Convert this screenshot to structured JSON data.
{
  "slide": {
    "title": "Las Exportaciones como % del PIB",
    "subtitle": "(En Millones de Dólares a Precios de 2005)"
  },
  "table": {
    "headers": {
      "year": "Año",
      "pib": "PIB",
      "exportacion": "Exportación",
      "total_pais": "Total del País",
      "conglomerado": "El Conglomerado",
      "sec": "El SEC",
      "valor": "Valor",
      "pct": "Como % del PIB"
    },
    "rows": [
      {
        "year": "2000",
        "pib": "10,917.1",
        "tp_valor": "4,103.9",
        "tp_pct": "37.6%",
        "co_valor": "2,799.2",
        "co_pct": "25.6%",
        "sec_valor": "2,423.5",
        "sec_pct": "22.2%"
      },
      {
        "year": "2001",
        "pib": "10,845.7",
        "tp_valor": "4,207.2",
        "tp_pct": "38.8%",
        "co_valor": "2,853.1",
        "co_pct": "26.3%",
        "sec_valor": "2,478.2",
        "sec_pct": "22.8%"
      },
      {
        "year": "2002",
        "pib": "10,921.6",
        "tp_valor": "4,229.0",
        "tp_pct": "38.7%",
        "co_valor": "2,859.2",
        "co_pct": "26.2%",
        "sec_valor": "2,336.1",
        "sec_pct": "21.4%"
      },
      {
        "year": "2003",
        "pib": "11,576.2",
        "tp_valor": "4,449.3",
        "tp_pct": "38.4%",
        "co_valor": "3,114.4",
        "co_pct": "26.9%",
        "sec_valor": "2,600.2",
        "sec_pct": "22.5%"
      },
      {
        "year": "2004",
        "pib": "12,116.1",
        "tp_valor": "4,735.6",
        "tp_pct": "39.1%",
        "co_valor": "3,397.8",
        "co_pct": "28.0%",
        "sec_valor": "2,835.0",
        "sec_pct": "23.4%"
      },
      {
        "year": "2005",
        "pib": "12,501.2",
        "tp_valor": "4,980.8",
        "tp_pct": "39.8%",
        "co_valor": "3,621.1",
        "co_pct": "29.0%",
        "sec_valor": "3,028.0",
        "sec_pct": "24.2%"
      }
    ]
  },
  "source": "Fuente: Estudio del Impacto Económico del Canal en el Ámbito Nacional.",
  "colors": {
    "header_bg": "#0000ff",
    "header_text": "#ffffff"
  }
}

========================================================================

### Task details
Check each line of the records above for "year", and copy those that have it.

### The answer
      "year": "Año",
        "year": "2000",
        "year": "2001",
        "year": "2002",
        "year": "2003",
        "year": "2004",
        "year": "2005",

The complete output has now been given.